• **Description of the task**
Keep the pictures out of the copy and print all the entries below exactly.
* Begin Exercise materials *
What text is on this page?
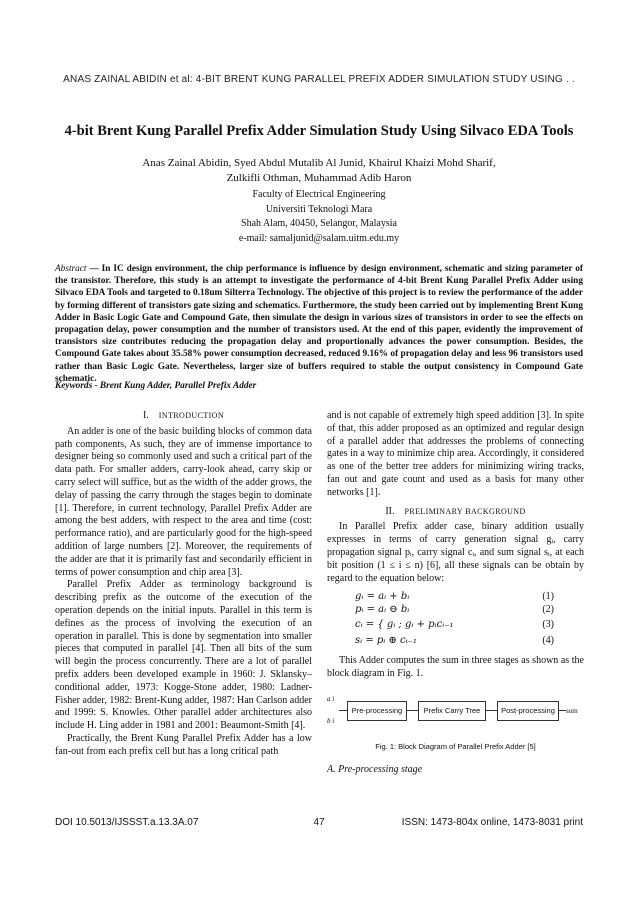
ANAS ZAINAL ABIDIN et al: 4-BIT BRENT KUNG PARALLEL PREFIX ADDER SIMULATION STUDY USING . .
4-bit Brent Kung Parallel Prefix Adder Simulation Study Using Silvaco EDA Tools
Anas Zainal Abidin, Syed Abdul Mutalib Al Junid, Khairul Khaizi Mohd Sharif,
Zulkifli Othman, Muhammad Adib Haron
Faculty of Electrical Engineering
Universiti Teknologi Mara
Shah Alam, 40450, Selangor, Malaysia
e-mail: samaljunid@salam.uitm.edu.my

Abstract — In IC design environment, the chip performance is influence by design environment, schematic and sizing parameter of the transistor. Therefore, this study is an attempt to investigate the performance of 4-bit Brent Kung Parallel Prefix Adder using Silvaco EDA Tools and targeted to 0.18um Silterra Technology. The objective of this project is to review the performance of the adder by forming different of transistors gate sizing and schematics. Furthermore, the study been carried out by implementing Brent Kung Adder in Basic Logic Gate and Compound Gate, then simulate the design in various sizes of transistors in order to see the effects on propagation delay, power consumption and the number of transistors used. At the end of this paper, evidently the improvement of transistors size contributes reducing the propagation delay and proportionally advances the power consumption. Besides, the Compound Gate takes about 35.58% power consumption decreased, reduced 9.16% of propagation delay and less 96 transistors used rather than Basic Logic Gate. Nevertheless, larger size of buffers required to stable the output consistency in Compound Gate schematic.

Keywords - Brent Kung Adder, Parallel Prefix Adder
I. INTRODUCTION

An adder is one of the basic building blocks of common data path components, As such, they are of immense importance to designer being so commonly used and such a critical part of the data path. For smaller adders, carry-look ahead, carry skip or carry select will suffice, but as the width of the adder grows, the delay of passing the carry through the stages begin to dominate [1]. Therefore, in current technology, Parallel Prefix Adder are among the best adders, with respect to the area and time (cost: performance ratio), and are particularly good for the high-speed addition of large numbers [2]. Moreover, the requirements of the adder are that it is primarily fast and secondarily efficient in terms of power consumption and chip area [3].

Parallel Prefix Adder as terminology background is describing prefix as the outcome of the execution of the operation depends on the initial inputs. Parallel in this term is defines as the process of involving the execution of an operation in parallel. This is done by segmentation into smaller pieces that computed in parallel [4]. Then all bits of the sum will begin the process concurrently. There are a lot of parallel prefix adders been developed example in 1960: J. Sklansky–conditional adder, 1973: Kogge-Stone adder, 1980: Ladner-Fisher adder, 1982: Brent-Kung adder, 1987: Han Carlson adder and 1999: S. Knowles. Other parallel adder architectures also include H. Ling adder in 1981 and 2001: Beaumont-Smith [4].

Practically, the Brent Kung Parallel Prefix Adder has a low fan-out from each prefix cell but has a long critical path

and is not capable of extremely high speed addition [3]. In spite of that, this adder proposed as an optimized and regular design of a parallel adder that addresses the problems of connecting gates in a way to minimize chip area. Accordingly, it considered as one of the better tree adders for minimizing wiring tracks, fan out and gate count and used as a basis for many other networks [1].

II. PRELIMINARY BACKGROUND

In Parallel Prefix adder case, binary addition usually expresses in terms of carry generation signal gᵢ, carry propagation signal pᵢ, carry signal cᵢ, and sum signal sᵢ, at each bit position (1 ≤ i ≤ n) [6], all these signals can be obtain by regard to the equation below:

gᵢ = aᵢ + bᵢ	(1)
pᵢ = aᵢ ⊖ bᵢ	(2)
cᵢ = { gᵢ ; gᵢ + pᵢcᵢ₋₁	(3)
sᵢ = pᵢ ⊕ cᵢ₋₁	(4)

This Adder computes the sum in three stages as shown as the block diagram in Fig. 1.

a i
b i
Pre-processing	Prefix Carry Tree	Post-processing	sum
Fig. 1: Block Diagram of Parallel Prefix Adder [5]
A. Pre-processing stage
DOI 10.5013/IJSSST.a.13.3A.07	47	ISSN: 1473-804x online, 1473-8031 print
* End Exercise materials *
• **Result of the exercise**
What text is on this page?
ANAS ZAINAL ABIDIN et al: 4-BIT BRENT KUNG PARALLEL PREFIX ADDER SIMULATION STUDY USING . .
4-bit Brent Kung Parallel Prefix Adder Simulation Study Using Silvaco EDA Tools
Anas Zainal Abidin, Syed Abdul Mutalib Al Junid, Khairul Khaizi Mohd Sharif,
Zulkifli Othman, Muhammad Adib Haron
Faculty of Electrical Engineering
Universiti Teknologi Mara
Shah Alam, 40450, Selangor, Malaysia
e-mail: samaljunid@salam.uitm.edu.my

Abstract — In IC design environment, the chip performance is influence by design environment, schematic and sizing parameter of the transistor. Therefore, this study is an attempt to investigate the performance of 4-bit Brent Kung Parallel Prefix Adder using Silvaco EDA Tools and targeted to 0.18um Silterra Technology. The objective of this project is to review the performance of the adder by forming different of transistors gate sizing and schematics. Furthermore, the study been carried out by implementing Brent Kung Adder in Basic Logic Gate and Compound Gate, then simulate the design in various sizes of transistors in order to see the effects on propagation delay, power consumption and the number of transistors used. At the end of this paper, evidently the improvement of transistors size contributes reducing the propagation delay and proportionally advances the power consumption. Besides, the Compound Gate takes about 35.58% power consumption decreased, reduced 9.16% of propagation delay and less 96 transistors used rather than Basic Logic Gate. Nevertheless, larger size of buffers required to stable the output consistency in Compound Gate schematic.

Keywords - Brent Kung Adder, Parallel Prefix Adder
I. INTRODUCTION

An adder is one of the basic building blocks of common data path components, As such, they are of immense importance to designer being so commonly used and such a critical part of the data path. For smaller adders, carry-look ahead, carry skip or carry select will suffice, but as the width of the adder grows, the delay of passing the carry through the stages begin to dominate [1]. Therefore, in current technology, Parallel Prefix Adder are among the best adders, with respect to the area and time (cost: performance ratio), and are particularly good for the high-speed addition of large numbers [2]. Moreover, the requirements of the adder are that it is primarily fast and secondarily efficient in terms of power consumption and chip area [3].

Parallel Prefix Adder as terminology background is describing prefix as the outcome of the execution of the operation depends on the initial inputs. Parallel in this term is defines as the process of involving the execution of an operation in parallel. This is done by segmentation into smaller pieces that computed in parallel [4]. Then all bits of the sum will begin the process concurrently. There are a lot of parallel prefix adders been developed example in 1960: J. Sklansky–conditional adder, 1973: Kogge-Stone adder, 1980: Ladner-Fisher adder, 1982: Brent-Kung adder, 1987: Han Carlson adder and 1999: S. Knowles. Other parallel adder architectures also include H. Ling adder in 1981 and 2001: Beaumont-Smith [4].

Practically, the Brent Kung Parallel Prefix Adder has a low fan-out from each prefix cell but has a long critical path

and is not capable of extremely high speed addition [3]. In spite of that, this adder proposed as an optimized and regular design of a parallel adder that addresses the problems of connecting gates in a way to minimize chip area. Accordingly, it considered as one of the better tree adders for minimizing wiring tracks, fan out and gate count and used as a basis for many other networks [1].

II. PRELIMINARY BACKGROUND

In Parallel Prefix adder case, binary addition usually expresses in terms of carry generation signal gᵢ, carry propagation signal pᵢ, carry signal cᵢ, and sum signal sᵢ, at each bit position (1 ≤ i ≤ n) [6], all these signals can be obtain by regard to the equation below:

gᵢ = aᵢ + bᵢ	(1)
pᵢ = aᵢ ⊖ bᵢ	(2)
cᵢ = { gᵢ ; gᵢ + pᵢcᵢ₋₁	(3)
sᵢ = pᵢ ⊕ cᵢ₋₁	(4)

This Adder computes the sum in three stages as shown as the block diagram in Fig. 1.

a i
b i
Pre-processing	Prefix Carry Tree	Post-processing	sum
Fig. 1: Block Diagram of Parallel Prefix Adder [5]
A. Pre-processing stage
DOI 10.5013/IJSSST.a.13.3A.07	47	ISSN: 1473-804x online, 1473-8031 print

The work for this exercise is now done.